• _Work to be completed_
Using the data below, copy each line that includes the word "такса".

• _Listing_
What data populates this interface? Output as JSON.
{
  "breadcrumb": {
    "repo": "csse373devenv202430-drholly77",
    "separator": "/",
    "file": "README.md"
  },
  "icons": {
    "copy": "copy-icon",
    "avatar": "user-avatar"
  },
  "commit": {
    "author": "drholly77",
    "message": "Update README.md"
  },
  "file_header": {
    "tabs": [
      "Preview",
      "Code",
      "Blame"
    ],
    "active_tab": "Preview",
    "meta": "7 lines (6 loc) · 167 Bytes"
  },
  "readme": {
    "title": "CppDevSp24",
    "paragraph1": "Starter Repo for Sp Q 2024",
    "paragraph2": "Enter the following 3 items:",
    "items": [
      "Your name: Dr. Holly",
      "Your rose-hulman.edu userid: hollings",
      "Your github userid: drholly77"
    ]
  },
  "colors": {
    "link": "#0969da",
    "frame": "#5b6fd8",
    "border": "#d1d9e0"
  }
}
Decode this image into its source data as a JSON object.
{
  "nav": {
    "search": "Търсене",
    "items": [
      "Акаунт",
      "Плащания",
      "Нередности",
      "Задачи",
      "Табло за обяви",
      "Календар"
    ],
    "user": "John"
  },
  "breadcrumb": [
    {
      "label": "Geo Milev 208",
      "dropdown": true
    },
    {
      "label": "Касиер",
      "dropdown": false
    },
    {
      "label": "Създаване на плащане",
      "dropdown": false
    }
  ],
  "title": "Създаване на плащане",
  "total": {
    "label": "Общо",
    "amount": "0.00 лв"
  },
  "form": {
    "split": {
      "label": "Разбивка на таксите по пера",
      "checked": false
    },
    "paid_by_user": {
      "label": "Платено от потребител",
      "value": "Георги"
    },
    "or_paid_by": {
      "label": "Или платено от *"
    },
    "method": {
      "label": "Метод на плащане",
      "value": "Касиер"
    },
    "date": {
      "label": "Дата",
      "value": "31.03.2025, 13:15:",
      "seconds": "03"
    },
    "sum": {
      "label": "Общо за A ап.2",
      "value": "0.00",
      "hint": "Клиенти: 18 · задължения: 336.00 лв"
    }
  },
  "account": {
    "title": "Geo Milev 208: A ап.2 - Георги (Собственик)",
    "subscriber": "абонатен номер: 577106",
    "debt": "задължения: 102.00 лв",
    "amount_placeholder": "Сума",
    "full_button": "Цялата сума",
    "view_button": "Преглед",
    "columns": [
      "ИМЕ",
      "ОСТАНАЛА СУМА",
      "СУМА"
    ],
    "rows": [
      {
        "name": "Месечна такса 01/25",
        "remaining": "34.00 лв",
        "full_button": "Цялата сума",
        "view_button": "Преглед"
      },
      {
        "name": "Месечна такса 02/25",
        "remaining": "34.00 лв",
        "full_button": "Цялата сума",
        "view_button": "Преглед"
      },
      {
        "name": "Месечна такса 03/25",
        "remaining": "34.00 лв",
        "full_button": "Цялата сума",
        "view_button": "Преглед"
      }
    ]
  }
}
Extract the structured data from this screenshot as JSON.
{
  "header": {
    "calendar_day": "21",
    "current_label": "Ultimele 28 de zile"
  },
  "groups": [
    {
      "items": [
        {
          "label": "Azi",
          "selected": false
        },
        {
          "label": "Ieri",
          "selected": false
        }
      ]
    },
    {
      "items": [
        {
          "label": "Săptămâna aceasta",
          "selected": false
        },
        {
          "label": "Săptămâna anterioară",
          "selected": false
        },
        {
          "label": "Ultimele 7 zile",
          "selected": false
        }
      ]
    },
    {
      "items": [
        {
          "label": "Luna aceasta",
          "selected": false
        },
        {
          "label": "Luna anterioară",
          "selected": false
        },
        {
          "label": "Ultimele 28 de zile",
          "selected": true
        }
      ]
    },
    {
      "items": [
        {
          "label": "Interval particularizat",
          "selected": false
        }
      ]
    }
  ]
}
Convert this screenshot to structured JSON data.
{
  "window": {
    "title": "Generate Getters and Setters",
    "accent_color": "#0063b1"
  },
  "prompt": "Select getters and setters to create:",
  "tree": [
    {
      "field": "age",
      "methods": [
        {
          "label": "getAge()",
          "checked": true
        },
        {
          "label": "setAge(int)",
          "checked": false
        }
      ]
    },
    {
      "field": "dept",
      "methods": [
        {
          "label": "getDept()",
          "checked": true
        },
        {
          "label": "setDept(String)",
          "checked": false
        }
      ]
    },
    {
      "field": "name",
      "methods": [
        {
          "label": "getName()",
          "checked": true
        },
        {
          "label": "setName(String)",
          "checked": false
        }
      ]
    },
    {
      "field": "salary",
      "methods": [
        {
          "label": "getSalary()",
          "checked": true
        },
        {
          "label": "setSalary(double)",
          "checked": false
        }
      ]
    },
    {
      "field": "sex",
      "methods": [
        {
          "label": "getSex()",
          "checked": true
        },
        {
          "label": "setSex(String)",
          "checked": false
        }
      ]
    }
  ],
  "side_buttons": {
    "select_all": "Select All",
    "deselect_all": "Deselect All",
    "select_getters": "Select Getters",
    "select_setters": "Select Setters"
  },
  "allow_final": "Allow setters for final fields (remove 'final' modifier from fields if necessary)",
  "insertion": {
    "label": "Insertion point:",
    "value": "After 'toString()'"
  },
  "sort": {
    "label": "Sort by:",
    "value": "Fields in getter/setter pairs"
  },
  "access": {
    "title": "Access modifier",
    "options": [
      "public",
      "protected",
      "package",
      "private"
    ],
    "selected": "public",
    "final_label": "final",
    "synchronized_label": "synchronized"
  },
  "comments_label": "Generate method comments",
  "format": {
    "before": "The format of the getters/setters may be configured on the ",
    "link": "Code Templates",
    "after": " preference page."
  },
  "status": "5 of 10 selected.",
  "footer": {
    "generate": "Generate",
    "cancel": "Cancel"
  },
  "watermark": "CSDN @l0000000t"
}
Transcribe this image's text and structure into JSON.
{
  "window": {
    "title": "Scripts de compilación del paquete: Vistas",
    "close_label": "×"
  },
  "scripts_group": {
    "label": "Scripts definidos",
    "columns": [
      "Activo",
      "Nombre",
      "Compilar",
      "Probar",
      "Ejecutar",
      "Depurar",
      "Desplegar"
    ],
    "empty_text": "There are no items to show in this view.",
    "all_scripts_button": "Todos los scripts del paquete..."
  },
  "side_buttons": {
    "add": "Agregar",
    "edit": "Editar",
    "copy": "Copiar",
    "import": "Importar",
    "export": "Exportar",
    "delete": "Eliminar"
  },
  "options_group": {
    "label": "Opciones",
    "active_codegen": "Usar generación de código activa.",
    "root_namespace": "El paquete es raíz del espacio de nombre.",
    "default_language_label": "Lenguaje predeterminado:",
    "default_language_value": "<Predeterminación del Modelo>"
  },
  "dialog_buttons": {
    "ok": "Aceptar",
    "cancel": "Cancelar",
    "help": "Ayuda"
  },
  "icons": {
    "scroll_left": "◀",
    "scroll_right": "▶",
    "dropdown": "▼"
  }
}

• _Output for this task_
        "name": "Месечна такса 01/25",
        "name": "Месечна такса 02/25",
        "name": "Месечна такса 03/25",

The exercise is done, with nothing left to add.